---- Entries shown
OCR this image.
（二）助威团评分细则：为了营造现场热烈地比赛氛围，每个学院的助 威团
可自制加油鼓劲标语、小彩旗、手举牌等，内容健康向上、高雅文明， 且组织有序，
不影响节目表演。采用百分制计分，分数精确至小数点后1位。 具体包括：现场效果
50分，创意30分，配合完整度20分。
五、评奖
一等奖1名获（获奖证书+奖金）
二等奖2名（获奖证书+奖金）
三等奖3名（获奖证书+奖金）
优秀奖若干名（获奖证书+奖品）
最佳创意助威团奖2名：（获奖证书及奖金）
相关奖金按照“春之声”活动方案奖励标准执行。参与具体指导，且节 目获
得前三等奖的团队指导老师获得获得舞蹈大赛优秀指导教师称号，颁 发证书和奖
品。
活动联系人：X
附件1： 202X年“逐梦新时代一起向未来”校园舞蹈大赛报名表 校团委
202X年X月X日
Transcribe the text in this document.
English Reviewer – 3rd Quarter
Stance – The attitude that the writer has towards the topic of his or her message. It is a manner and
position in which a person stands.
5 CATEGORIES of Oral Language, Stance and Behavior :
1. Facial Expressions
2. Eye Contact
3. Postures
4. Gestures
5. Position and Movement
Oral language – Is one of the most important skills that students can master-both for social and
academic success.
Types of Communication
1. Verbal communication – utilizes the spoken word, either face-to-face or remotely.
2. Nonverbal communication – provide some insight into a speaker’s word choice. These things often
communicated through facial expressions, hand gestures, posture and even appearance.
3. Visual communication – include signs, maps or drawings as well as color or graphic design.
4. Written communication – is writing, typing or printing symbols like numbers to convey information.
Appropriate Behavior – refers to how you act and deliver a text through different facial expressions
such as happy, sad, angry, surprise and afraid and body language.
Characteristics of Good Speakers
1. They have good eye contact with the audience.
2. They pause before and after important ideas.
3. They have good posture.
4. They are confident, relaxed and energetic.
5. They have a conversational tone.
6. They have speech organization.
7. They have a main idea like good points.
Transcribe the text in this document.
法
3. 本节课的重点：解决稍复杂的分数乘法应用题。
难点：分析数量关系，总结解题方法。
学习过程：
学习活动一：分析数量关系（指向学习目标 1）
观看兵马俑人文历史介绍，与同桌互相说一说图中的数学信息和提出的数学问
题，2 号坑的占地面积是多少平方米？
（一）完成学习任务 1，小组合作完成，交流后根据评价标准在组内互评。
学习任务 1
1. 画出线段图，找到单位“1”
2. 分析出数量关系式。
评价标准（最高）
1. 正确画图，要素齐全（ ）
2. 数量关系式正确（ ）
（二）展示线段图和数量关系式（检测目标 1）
--------
---- Entries shown
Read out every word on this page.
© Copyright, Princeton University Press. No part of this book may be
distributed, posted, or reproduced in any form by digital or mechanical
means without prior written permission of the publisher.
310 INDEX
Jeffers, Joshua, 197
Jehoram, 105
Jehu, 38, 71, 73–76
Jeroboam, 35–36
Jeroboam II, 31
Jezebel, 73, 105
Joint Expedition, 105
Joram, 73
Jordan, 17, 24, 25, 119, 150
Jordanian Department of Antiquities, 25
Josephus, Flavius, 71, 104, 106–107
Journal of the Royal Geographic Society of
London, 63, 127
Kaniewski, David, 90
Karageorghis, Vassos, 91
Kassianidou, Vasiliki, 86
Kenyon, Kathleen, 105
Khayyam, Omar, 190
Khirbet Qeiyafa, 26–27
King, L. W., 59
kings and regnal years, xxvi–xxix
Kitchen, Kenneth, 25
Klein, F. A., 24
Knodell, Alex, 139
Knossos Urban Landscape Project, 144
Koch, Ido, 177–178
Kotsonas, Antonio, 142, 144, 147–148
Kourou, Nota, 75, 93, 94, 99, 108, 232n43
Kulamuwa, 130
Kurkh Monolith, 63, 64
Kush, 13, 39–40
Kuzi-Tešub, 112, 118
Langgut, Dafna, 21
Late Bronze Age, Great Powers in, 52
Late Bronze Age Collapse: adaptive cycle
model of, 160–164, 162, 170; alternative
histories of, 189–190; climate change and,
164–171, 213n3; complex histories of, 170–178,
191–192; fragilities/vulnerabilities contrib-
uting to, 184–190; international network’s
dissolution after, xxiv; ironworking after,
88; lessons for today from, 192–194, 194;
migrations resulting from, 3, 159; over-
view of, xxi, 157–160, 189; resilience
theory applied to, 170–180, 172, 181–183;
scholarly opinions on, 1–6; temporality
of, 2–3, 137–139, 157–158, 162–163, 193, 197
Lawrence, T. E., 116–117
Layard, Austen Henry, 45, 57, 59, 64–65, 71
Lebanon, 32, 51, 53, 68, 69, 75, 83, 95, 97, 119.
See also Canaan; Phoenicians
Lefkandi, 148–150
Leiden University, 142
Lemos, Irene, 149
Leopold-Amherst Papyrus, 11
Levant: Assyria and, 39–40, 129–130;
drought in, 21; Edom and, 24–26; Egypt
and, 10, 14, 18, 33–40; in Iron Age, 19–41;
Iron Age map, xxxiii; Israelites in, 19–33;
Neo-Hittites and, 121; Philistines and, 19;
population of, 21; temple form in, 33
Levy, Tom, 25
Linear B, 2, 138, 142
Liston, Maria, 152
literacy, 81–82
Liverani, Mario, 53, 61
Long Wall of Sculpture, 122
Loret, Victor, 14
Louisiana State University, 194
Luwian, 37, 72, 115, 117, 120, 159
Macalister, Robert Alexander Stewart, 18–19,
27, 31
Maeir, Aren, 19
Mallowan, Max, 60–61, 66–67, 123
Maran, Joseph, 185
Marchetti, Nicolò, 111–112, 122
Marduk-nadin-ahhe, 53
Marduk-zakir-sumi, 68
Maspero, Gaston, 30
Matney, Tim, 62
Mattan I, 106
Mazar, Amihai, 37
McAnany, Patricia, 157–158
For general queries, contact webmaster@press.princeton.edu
--------
---- Entries shown
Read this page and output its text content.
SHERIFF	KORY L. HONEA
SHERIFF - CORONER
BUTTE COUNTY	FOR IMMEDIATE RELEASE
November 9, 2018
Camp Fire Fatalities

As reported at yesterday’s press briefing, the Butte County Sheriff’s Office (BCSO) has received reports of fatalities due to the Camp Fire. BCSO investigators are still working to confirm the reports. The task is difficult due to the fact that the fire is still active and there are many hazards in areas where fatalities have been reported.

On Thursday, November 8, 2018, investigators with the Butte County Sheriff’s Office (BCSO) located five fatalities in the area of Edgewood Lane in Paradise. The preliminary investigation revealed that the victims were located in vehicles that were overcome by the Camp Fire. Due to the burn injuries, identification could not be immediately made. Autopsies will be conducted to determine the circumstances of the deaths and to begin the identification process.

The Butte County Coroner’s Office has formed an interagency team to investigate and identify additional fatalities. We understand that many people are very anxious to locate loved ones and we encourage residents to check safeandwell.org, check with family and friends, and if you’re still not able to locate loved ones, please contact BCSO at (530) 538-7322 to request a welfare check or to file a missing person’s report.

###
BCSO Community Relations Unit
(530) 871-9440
--------
▶ _Your task_: In the entries above, locate every line with the word "important" and copy it.

▶ _Written response_:
Oral language – Is one of the most important skills that students can master-both for social and
2. They pause before and after important ideas.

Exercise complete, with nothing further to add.